◆ Your task: Transcribe every entry below word for word, but skip the pictures.

◆ Records for the task:
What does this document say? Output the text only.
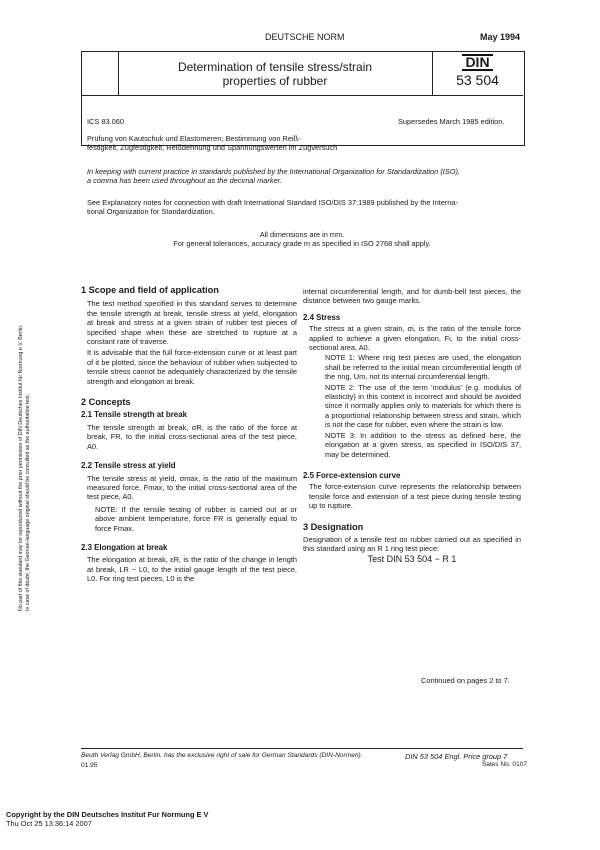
DEUTSCHE NORM	May 1994
Determination of tensile stress/strain
properties of rubber
DIN
53 504
ICS 83.060	Supersedes March 1985 edition.
Prüfung von Kautschuk und Elastomeren; Bestimmung von Reiß-
festigkeit, Zugfestigkeit, Reißdehnung und Spannungswerten im Zugversuch
In keeping with current practice in standards published by the International Organization for Standardization (ISO),
a comma has been used throughout as the decimal marker.
See Explanatory notes for connection with draft International Standard ISO/DIS 37:1989 published by the Interna-
tional Organization for Standardization.
All dimensions are in mm.
For general tolerances, accuracy grade m as specified in ISO 2768 shall apply.
No part of this standard may be reproduced without the prior permission of DIN Deutsches Institut für Normung e.V. Berlin. In case of doubt, the German-language original should be consulted as the authoritative text.

1 Scope and field of application

The test method specified in this standard serves to determine the tensile strength at break, tensile stress at yield, elongation at break and stress at a given strain of rubber test pieces of specified shape when these are stretched to rupture at a constant rate of traverse.

It is advisable that the full force-extension curve or at least part of it be plotted, since the behaviour of rubber when subjected to tensile stress cannot be adequately characterized by the tensile strength and elongation at break.

2 Concepts

2.1 Tensile strength at break

The tensile strength at break, σR, is the ratio of the force at break, FR, to the initial cross-sectional area of the test piece, A0.

2.2 Tensile stress at yield

The tensile stress at yield, σmax, is the ratio of the maximum measured force, Fmax, to the initial cross-sectional area of the test piece, A0.

NOTE: If the tensile testing of rubber is carried out at or above ambient temperature, force FR is generally equal to force Fmax.

2.3 Elongation at break

The elongation at break, εR, is the ratio of the change in length at break, LR − L0, to the initial gauge length of the test piece, L0. For ring test pieces, L0 is the

internal circumferential length, and for dumb-bell test pieces, the distance between two gauge marks.

2.4 Stress

The stress at a given strain, σi, is the ratio of the tensile force applied to achieve a given elongation, Fi, to the initial cross-sectional area, A0.

NOTE 1: Where ring test pieces are used, the elongation shall be referred to the initial mean circumferential length of the ring, Um, not its internal circumferential length.

NOTE 2: The use of the term 'modulus' (e.g. modulus of elasticity) in this context is incorrect and should be avoided since it normally applies only to materials for which there is a proportional relationship between stress and strain, which is not the case for rubber, even where the strain is low.

NOTE 3: In addition to the stress as defined here, the elongation at a given stress, as specified in ISO/DIS 37, may be determined.

2.5 Force-extension curve

The force-extension curve represents the relationship between tensile force and extension of a test piece during tensile testing up to rupture.

3 Designation

Designation of a tensile test on rubber carried out as specified in this standard using an R 1 ring test piece:

Test DIN 53 504 − R 1

Continued on pages 2 to 7.
Beuth Verlag GmbH, Berlin, has the exclusive right of sale for German Standards (DIN-Normen).
01.95
DIN 53 504 Engl. Price group 7
Sales No. 0107
Copyright by the DIN Deutsches Institut Fur Normung E V
Thu Oct 25 13:36:14 2007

◆ Task solution:
What does this document say? Output the text only.
DEUTSCHE NORM	May 1994
Determination of tensile stress/strain
properties of rubber
DIN
53 504
ICS 83.060	Supersedes March 1985 edition.
Prüfung von Kautschuk und Elastomeren; Bestimmung von Reiß-
festigkeit, Zugfestigkeit, Reißdehnung und Spannungswerten im Zugversuch
In keeping with current practice in standards published by the International Organization for Standardization (ISO),
a comma has been used throughout as the decimal marker.
See Explanatory notes for connection with draft International Standard ISO/DIS 37:1989 published by the Interna-
tional Organization for Standardization.
All dimensions are in mm.
For general tolerances, accuracy grade m as specified in ISO 2768 shall apply.
No part of this standard may be reproduced without the prior permission of DIN Deutsches Institut für Normung e.V. Berlin. In case of doubt, the German-language original should be consulted as the authoritative text.

1 Scope and field of application

The test method specified in this standard serves to determine the tensile strength at break, tensile stress at yield, elongation at break and stress at a given strain of rubber test pieces of specified shape when these are stretched to rupture at a constant rate of traverse.

It is advisable that the full force-extension curve or at least part of it be plotted, since the behaviour of rubber when subjected to tensile stress cannot be adequately characterized by the tensile strength and elongation at break.

2 Concepts

2.1 Tensile strength at break

The tensile strength at break, σR, is the ratio of the force at break, FR, to the initial cross-sectional area of the test piece, A0.

2.2 Tensile stress at yield

The tensile stress at yield, σmax, is the ratio of the maximum measured force, Fmax, to the initial cross-sectional area of the test piece, A0.

NOTE: If the tensile testing of rubber is carried out at or above ambient temperature, force FR is generally equal to force Fmax.

2.3 Elongation at break

The elongation at break, εR, is the ratio of the change in length at break, LR − L0, to the initial gauge length of the test piece, L0. For ring test pieces, L0 is the

internal circumferential length, and for dumb-bell test pieces, the distance between two gauge marks.

2.4 Stress

The stress at a given strain, σi, is the ratio of the tensile force applied to achieve a given elongation, Fi, to the initial cross-sectional area, A0.

NOTE 1: Where ring test pieces are used, the elongation shall be referred to the initial mean circumferential length of the ring, Um, not its internal circumferential length.

NOTE 2: The use of the term 'modulus' (e.g. modulus of elasticity) in this context is incorrect and should be avoided since it normally applies only to materials for which there is a proportional relationship between stress and strain, which is not the case for rubber, even where the strain is low.

NOTE 3: In addition to the stress as defined here, the elongation at a given stress, as specified in ISO/DIS 37, may be determined.

2.5 Force-extension curve

The force-extension curve represents the relationship between tensile force and extension of a test piece during tensile testing up to rupture.

3 Designation

Designation of a tensile test on rubber carried out as specified in this standard using an R 1 ring test piece:

Test DIN 53 504 − R 1

Continued on pages 2 to 7.
Beuth Verlag GmbH, Berlin, has the exclusive right of sale for German Standards (DIN-Normen).
01.95
DIN 53 504 Engl. Price group 7
Sales No. 0107
Copyright by the DIN Deutsches Institut Fur Normung E V
Thu Oct 25 13:36:14 2007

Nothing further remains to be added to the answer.